WHAT NEEDS TO BE DONE: Repeat every one of the entries below, keeping each line identical to the original.

ENTRIES:
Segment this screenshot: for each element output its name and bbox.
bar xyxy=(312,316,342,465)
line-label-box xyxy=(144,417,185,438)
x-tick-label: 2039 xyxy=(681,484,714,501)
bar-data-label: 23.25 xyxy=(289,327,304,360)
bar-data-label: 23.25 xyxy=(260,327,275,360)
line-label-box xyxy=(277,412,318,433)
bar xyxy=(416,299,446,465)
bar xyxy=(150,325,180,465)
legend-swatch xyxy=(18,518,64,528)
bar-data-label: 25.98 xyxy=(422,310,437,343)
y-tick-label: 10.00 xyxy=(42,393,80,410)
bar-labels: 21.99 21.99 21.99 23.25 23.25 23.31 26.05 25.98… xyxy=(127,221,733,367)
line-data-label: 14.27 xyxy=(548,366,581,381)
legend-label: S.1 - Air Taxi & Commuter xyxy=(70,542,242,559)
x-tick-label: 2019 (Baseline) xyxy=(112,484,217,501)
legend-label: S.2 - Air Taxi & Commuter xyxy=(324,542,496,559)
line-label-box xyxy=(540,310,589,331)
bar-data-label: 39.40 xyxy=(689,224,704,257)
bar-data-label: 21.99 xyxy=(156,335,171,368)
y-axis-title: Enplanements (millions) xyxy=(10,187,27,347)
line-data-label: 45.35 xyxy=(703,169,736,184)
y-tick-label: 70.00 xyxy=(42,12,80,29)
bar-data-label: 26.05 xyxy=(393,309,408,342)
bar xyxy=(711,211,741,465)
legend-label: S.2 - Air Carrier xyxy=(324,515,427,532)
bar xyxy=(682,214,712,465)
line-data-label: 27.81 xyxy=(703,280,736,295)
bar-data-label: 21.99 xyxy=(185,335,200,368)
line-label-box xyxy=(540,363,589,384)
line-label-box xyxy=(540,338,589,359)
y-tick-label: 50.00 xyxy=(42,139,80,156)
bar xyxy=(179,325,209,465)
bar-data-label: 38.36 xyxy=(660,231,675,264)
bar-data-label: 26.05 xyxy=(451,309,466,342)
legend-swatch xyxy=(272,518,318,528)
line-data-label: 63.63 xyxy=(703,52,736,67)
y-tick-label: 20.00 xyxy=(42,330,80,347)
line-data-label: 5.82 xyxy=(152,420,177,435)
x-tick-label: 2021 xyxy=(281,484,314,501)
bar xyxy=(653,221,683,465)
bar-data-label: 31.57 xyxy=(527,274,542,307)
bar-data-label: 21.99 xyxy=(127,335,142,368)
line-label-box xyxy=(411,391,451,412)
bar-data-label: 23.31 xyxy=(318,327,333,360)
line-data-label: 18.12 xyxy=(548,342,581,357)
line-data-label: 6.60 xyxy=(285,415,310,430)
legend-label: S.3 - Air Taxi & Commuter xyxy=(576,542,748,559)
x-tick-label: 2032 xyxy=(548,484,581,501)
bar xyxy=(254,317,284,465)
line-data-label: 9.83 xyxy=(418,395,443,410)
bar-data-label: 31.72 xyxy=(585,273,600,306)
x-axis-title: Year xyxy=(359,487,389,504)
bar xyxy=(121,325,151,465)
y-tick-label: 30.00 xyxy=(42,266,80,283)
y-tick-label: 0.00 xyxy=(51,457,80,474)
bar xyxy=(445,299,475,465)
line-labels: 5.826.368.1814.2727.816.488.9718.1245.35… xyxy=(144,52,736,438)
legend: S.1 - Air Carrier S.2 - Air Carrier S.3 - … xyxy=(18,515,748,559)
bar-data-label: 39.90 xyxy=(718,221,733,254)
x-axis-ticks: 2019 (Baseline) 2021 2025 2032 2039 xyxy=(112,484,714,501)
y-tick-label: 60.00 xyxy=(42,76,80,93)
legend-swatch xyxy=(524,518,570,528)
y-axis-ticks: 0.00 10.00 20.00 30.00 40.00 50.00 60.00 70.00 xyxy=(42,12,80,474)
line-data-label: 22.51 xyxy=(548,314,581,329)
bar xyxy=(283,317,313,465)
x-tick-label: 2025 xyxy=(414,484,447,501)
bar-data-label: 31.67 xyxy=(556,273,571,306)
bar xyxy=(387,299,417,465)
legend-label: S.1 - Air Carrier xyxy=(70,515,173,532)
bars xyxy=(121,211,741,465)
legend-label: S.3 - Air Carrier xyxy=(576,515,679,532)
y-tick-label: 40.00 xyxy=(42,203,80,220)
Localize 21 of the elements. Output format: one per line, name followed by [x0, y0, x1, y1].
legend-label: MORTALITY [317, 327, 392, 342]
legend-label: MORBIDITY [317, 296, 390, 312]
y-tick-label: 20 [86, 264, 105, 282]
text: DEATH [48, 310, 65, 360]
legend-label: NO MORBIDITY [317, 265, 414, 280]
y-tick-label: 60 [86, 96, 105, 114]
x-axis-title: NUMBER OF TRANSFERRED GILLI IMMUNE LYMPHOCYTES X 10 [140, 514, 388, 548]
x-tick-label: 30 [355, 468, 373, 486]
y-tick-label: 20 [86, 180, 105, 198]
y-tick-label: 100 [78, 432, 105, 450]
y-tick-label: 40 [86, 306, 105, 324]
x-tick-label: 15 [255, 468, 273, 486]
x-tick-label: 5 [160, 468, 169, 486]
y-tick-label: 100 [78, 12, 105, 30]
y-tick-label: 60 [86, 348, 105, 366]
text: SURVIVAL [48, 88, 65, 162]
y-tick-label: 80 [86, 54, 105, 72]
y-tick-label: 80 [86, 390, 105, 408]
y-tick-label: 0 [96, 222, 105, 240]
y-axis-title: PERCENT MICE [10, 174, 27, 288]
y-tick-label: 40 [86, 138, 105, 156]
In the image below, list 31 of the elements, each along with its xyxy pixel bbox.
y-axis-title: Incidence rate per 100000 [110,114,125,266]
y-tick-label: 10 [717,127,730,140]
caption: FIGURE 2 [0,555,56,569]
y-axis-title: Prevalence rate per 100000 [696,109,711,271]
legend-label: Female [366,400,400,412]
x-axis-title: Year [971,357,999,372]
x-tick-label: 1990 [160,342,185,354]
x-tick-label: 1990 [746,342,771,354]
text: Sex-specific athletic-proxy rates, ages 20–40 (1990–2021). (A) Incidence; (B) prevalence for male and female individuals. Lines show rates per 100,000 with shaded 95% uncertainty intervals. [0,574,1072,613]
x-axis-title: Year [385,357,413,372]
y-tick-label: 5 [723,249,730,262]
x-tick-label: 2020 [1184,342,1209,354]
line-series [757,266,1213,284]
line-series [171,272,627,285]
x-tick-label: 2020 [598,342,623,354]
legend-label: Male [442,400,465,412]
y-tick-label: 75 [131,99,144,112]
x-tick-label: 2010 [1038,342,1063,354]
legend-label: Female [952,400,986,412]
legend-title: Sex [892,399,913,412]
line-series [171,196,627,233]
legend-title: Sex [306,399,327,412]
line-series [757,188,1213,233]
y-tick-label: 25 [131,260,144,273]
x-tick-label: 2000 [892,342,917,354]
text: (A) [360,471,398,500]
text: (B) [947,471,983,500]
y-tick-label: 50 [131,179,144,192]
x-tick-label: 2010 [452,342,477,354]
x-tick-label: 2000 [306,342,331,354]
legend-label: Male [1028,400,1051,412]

CORRECT ANSWER:
Segment this screenshot: for each element output its name and bbox.
bar xyxy=(312,316,342,465)
line-label-box xyxy=(144,417,185,438)
x-tick-label: 2039 xyxy=(681,484,714,501)
bar-data-label: 23.25 xyxy=(289,327,304,360)
bar-data-label: 23.25 xyxy=(260,327,275,360)
line-label-box xyxy=(277,412,318,433)
bar xyxy=(416,299,446,465)
bar xyxy=(150,325,180,465)
legend-swatch xyxy=(18,518,64,528)
bar-data-label: 25.98 xyxy=(422,310,437,343)
y-tick-label: 10.00 xyxy=(42,393,80,410)
bar-labels: 21.99 21.99 21.99 23.25 23.25 23.31 26.05 25.98… xyxy=(127,221,733,367)
line-data-label: 14.27 xyxy=(548,366,581,381)
legend-label: S.1 - Air Taxi & Commuter xyxy=(70,542,242,559)
x-tick-label: 2019 (Baseline) xyxy=(112,484,217,501)
legend-label: S.2 - Air Taxi & Commuter xyxy=(324,542,496,559)
line-label-box xyxy=(540,310,589,331)
bar-data-label: 39.40 xyxy=(689,224,704,257)
bar-data-label: 21.99 xyxy=(156,335,171,368)
y-axis-title: Enplanements (millions) xyxy=(10,187,27,347)
line-data-label: 45.35 xyxy=(703,169,736,184)
y-tick-label: 70.00 xyxy=(42,12,80,29)
bar-data-label: 26.05 xyxy=(393,309,408,342)
bar xyxy=(711,211,741,465)
legend-label: S.2 - Air Carrier xyxy=(324,515,427,532)
bar xyxy=(682,214,712,465)
line-data-label: 27.81 xyxy=(703,280,736,295)
bar-data-label: 21.99 xyxy=(185,335,200,368)
line-label-box xyxy=(540,363,589,384)
line-label-box xyxy=(540,338,589,359)
y-tick-label: 50.00 xyxy=(42,139,80,156)
bar xyxy=(179,325,209,465)
bar-data-label: 38.36 xyxy=(660,231,675,264)
bar-data-label: 26.05 xyxy=(451,309,466,342)
legend-swatch xyxy=(272,518,318,528)
line-data-label: 63.63 xyxy=(703,52,736,67)
y-tick-label: 20.00 xyxy=(42,330,80,347)
line-data-label: 5.82 xyxy=(152,420,177,435)
x-tick-label: 2021 xyxy=(281,484,314,501)
bar xyxy=(653,221,683,465)
bar-data-label: 31.57 xyxy=(527,274,542,307)
bar-data-label: 21.99 xyxy=(127,335,142,368)
line-label-box xyxy=(411,391,451,412)
bar-data-label: 23.31 xyxy=(318,327,333,360)
line-data-label: 18.12 xyxy=(548,342,581,357)
line-data-label: 6.60 xyxy=(285,415,310,430)
legend-label: S.3 - Air Taxi & Commuter xyxy=(576,542,748,559)
x-tick-label: 2032 xyxy=(548,484,581,501)
bar xyxy=(254,317,284,465)
line-data-label: 9.83 xyxy=(418,395,443,410)
bar-data-label: 31.72 xyxy=(585,273,600,306)
x-axis-title: Year xyxy=(359,487,389,504)
bar xyxy=(121,325,151,465)
y-tick-label: 30.00 xyxy=(42,266,80,283)
y-tick-label: 0.00 xyxy=(51,457,80,474)
bar xyxy=(445,299,475,465)
line-labels: 5.826.368.1814.2727.816.488.9718.1245.35… xyxy=(144,52,736,438)
legend: S.1 - Air Carrier S.2 - Air Carrier S.3 - … xyxy=(18,515,748,559)
bar-data-label: 39.90 xyxy=(718,221,733,254)
x-axis-ticks: 2019 (Baseline) 2021 2025 2032 2039 xyxy=(112,484,714,501)
y-tick-label: 60.00 xyxy=(42,76,80,93)
legend-swatch xyxy=(524,518,570,528)
y-axis-ticks: 0.00 10.00 20.00 30.00 40.00 50.00 60.00 70.00 xyxy=(42,12,80,474)
line-data-label: 22.51 xyxy=(548,314,581,329)
bar xyxy=(283,317,313,465)
x-tick-label: 2025 xyxy=(414,484,447,501)
bar-data-label: 31.67 xyxy=(556,273,571,306)
bar xyxy=(387,299,417,465)
legend-label: S.1 - Air Carrier xyxy=(70,515,173,532)
bars xyxy=(121,211,741,465)
legend-label: S.3 - Air Carrier xyxy=(576,515,679,532)
y-tick-label: 40.00 xyxy=(42,203,80,220)
Localize 21 of the elements. Output format: one per line, name followed by [x0, y0, x1, y1].
legend-label: MORTALITY [317, 327, 392, 342]
legend-label: MORBIDITY [317, 296, 390, 312]
y-tick-label: 20 [86, 264, 105, 282]
text: DEATH [48, 310, 65, 360]
legend-label: NO MORBIDITY [317, 265, 414, 280]
y-tick-label: 60 [86, 96, 105, 114]
x-axis-title: NUMBER OF TRANSFERRED GILLI IMMUNE LYMPHOCYTES X 10 [140, 514, 388, 548]
x-tick-label: 30 [355, 468, 373, 486]
y-tick-label: 20 [86, 180, 105, 198]
y-tick-label: 100 [78, 432, 105, 450]
y-tick-label: 40 [86, 306, 105, 324]
x-tick-label: 15 [255, 468, 273, 486]
x-tick-label: 5 [160, 468, 169, 486]
y-tick-label: 100 [78, 12, 105, 30]
y-tick-label: 60 [86, 348, 105, 366]
text: SURVIVAL [48, 88, 65, 162]
y-tick-label: 80 [86, 54, 105, 72]
y-tick-label: 80 [86, 390, 105, 408]
y-tick-label: 0 [96, 222, 105, 240]
y-axis-title: PERCENT MICE [10, 174, 27, 288]
y-tick-label: 40 [86, 138, 105, 156]
In the image below, list 31 of the elements, each along with its xyxy pixel bbox.
y-axis-title: Incidence rate per 100000 [110,114,125,266]
y-tick-label: 10 [717,127,730,140]
caption: FIGURE 2 [0,555,56,569]
y-axis-title: Prevalence rate per 100000 [696,109,711,271]
legend-label: Female [366,400,400,412]
x-axis-title: Year [971,357,999,372]
x-tick-label: 1990 [160,342,185,354]
x-tick-label: 1990 [746,342,771,354]
text: Sex-specific athletic-proxy rates, ages 20–40 (1990–2021). (A) Incidence; (B) prevalence for male and female individuals. Lines show rates per 100,000 with shaded 95% uncertainty intervals. [0,574,1072,613]
x-axis-title: Year [385,357,413,372]
y-tick-label: 5 [723,249,730,262]
x-tick-label: 2020 [1184,342,1209,354]
line-series [757,266,1213,284]
line-series [171,272,627,285]
x-tick-label: 2020 [598,342,623,354]
legend-label: Male [442,400,465,412]
y-tick-label: 75 [131,99,144,112]
x-tick-label: 2010 [1038,342,1063,354]
legend-label: Female [952,400,986,412]
legend-title: Sex [892,399,913,412]
line-series [171,196,627,233]
legend-title: Sex [306,399,327,412]
line-series [757,188,1213,233]
y-tick-label: 25 [131,260,144,273]
x-tick-label: 2000 [892,342,917,354]
text: (A) [360,471,398,500]
text: (B) [947,471,983,500]
y-tick-label: 50 [131,179,144,192]
x-tick-label: 2010 [452,342,477,354]
x-tick-label: 2000 [306,342,331,354]
legend-label: Male [1028,400,1051,412]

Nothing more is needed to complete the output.